Check each line of the records below and collect those that include the word "this".

# start of EXERCISE INPUT

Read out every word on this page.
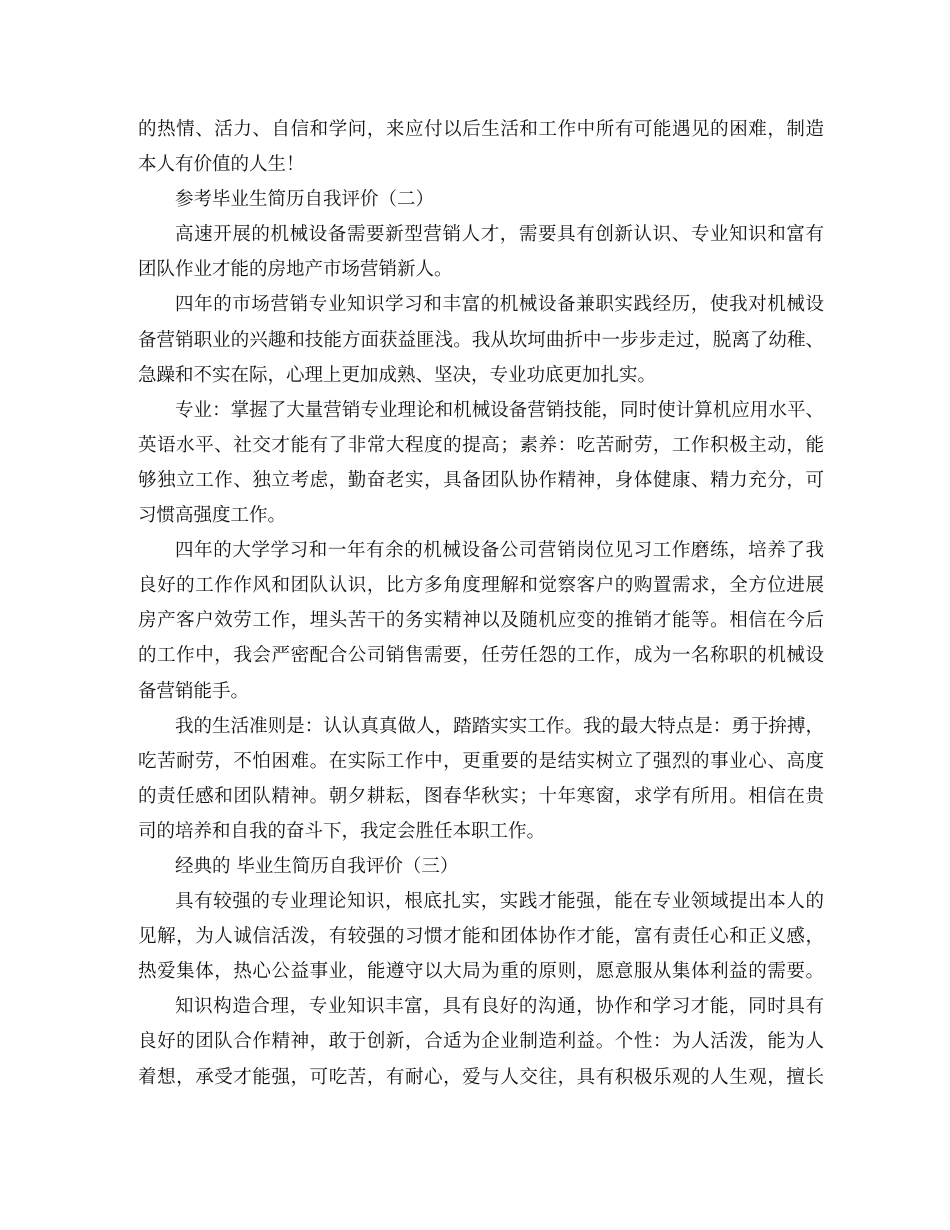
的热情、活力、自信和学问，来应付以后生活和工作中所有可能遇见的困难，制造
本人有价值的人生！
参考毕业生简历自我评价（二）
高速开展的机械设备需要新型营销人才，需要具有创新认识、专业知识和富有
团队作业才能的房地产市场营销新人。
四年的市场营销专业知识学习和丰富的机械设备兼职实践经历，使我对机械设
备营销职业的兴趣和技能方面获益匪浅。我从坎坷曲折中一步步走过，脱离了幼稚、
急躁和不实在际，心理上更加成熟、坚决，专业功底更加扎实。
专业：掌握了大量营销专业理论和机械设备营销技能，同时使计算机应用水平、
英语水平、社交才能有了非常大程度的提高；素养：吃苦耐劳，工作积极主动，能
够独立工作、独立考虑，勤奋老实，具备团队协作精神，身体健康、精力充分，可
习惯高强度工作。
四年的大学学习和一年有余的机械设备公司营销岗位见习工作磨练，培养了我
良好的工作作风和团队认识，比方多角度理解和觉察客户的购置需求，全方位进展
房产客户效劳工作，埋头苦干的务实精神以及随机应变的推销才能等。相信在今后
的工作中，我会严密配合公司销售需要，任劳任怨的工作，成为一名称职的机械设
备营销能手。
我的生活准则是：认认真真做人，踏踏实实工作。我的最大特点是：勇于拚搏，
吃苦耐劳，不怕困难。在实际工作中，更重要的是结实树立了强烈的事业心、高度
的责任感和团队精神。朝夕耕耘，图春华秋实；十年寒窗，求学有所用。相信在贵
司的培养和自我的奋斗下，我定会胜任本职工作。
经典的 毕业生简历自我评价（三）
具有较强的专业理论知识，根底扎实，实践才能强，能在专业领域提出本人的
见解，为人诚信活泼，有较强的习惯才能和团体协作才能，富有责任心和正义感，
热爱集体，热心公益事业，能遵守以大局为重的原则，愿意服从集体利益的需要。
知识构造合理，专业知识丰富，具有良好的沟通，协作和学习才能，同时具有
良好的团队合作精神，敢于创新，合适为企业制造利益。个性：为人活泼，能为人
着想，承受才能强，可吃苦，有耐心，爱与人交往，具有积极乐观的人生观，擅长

# end of EXERCISE INPUT
# start of EXERCISE INPUT

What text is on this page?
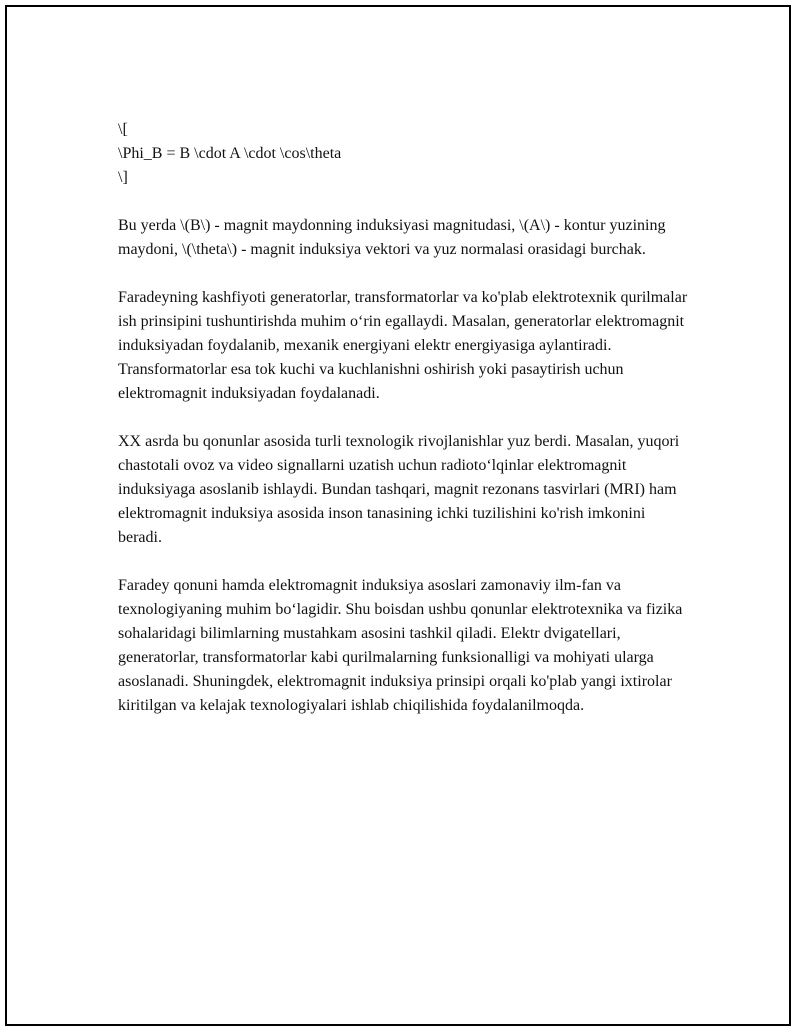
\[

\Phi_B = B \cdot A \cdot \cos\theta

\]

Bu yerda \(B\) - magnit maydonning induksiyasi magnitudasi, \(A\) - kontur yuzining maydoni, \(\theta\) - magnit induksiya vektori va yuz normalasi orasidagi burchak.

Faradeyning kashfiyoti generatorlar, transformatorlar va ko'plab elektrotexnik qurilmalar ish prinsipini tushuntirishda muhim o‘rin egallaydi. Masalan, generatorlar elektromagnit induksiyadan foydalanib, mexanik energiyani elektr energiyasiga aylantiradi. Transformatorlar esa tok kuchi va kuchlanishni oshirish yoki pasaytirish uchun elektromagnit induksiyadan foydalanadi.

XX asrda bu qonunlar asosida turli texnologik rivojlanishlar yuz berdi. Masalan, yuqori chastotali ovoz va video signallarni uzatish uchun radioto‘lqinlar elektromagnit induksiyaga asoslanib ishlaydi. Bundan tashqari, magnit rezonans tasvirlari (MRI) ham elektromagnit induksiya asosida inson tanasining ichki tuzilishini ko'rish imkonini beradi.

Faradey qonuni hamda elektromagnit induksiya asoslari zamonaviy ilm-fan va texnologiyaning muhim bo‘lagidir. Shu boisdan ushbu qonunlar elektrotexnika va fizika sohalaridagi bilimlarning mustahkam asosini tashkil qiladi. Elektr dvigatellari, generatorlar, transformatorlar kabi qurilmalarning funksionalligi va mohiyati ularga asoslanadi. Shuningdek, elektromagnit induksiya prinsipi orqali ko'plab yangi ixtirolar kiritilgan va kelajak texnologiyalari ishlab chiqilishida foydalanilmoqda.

# end of EXERCISE INPUT
# start of EXERCISE INPUT

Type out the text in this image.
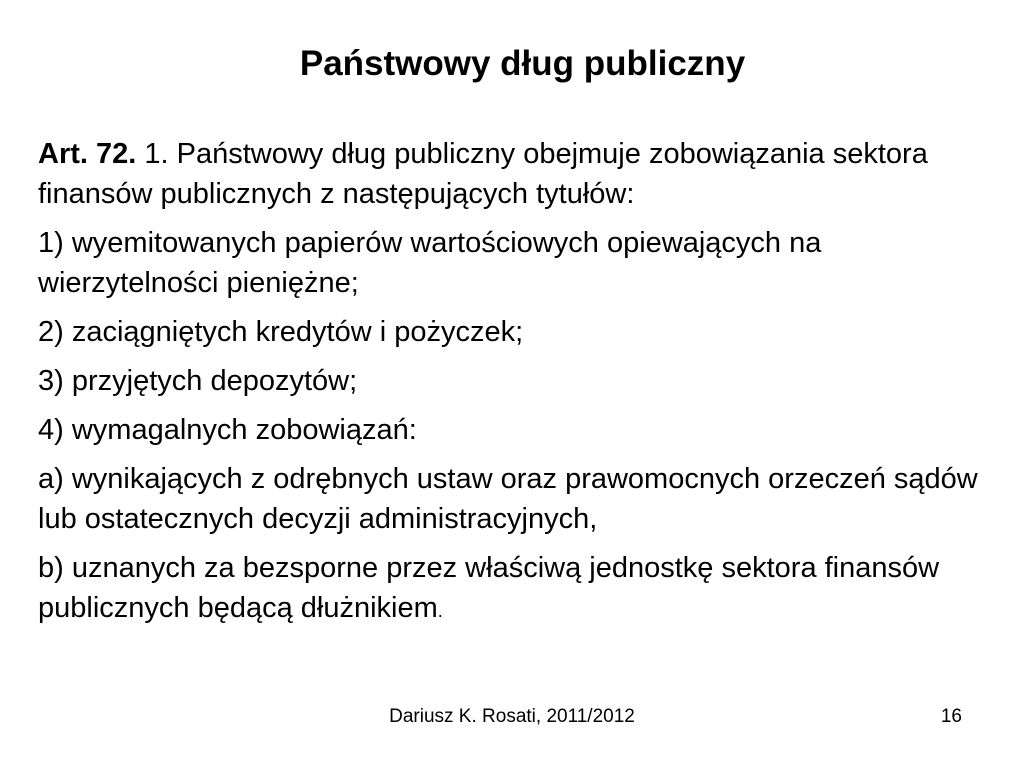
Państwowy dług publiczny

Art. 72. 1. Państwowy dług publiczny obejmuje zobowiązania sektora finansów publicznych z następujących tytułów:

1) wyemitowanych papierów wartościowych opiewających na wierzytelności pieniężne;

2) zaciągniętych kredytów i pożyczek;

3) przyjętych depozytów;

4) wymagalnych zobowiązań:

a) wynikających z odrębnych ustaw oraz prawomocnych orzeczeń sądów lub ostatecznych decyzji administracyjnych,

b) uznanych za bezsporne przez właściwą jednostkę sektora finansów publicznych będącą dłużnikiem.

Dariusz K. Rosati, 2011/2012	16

# end of EXERCISE INPUT

**COMPLETE OUTPUT**
Read out every word on this page.
What text is on this page?
Type out the text in this image.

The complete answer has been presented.